(Data records)
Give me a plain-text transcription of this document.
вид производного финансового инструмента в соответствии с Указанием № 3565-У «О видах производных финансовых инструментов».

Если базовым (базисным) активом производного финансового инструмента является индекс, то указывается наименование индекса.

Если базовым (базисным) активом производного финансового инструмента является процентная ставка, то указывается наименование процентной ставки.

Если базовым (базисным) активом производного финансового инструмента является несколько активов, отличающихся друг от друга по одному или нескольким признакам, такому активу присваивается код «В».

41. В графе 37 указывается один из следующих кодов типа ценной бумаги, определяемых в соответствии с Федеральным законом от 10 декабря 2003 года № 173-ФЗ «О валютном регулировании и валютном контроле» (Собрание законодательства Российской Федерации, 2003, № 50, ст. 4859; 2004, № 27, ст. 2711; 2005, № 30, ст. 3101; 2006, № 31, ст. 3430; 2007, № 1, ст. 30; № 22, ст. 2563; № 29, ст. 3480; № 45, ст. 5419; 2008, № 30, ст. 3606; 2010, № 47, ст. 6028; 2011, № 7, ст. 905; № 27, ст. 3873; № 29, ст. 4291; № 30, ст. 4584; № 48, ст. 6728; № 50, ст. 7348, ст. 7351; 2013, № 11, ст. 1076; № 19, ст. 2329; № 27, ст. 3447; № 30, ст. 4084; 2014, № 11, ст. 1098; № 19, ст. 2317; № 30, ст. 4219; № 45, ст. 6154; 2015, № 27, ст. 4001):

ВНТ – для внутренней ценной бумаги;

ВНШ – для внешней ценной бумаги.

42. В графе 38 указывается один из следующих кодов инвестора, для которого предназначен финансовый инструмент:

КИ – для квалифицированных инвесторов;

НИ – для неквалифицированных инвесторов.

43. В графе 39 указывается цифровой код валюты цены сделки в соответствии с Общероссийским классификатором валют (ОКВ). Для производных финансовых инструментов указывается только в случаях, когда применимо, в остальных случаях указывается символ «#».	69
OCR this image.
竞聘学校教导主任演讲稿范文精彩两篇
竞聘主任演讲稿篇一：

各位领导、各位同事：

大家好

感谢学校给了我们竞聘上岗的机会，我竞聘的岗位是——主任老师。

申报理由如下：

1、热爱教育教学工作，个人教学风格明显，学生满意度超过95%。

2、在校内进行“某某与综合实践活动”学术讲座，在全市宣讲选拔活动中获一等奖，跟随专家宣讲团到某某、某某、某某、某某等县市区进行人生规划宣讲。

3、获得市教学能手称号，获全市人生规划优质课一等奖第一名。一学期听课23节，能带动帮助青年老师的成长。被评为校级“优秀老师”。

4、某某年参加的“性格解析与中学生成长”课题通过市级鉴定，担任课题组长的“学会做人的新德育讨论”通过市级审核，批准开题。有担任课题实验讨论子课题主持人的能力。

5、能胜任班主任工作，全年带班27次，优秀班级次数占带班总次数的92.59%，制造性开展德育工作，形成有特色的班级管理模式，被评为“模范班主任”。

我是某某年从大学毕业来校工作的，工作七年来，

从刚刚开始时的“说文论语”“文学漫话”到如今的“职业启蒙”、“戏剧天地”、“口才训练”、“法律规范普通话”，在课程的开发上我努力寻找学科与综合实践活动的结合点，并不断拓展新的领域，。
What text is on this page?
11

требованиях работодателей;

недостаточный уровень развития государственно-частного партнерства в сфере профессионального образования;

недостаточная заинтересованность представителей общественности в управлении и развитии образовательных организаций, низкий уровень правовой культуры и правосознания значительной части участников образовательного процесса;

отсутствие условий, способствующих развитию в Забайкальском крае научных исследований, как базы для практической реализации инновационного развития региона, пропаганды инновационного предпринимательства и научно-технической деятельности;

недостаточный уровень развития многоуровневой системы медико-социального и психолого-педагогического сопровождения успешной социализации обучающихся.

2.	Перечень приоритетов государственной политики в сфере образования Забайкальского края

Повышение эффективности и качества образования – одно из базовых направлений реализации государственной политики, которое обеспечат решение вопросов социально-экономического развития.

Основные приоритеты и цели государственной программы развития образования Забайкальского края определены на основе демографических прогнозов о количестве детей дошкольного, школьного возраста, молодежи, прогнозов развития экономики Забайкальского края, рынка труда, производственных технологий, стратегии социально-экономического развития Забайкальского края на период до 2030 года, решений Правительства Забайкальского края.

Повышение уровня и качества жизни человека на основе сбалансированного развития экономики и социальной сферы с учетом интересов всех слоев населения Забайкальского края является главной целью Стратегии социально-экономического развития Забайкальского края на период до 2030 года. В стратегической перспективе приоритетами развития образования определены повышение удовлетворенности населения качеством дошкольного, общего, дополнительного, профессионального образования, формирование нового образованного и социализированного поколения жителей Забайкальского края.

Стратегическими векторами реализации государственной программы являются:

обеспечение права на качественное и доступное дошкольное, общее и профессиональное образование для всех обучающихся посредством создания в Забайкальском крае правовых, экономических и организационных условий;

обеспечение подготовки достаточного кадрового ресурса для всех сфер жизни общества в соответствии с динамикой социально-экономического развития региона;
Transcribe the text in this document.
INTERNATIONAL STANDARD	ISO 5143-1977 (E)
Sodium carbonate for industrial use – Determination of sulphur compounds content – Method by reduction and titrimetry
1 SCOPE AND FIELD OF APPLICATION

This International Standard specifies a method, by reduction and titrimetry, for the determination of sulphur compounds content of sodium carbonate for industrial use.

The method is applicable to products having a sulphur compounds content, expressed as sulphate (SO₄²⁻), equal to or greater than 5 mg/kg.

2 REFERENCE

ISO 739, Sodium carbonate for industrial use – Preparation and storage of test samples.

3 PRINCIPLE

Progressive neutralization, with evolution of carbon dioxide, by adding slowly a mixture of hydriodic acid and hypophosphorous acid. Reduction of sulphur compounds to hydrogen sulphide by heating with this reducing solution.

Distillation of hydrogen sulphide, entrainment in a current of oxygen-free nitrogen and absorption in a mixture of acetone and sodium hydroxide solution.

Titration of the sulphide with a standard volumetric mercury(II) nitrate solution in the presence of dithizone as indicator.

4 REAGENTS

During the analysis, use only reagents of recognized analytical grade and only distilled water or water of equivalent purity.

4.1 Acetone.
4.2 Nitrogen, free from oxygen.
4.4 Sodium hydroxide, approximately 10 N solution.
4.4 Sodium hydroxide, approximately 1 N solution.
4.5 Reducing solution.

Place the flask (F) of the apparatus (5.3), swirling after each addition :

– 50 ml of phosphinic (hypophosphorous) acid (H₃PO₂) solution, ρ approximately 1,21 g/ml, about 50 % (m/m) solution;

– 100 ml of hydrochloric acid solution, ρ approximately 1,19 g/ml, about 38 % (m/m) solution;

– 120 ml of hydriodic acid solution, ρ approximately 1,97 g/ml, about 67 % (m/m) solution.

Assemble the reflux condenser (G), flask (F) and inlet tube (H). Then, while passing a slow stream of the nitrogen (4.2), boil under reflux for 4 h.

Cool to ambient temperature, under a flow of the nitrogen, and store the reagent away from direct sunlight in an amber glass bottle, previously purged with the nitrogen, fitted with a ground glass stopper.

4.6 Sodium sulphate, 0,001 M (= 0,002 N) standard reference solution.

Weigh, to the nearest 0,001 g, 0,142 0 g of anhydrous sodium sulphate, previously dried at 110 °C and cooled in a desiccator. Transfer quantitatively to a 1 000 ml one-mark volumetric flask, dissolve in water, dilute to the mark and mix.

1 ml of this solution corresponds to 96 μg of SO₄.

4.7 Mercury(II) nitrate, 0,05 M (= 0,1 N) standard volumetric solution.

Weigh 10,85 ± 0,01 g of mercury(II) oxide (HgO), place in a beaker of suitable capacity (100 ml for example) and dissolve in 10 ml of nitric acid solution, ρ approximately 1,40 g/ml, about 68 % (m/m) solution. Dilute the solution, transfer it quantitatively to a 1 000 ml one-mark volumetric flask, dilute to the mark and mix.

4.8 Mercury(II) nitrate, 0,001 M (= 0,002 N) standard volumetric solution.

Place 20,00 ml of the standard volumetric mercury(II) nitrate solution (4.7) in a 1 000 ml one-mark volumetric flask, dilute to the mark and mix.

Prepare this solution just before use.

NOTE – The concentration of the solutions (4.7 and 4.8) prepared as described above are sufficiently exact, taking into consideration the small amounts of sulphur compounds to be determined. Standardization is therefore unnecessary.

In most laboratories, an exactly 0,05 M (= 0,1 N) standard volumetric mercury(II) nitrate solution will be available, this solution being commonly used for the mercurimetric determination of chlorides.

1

- _Exercise goal_
Check each line of the data above for the word "бумаги", then state how many lines have it. Give the number alone.

- _Solution_
3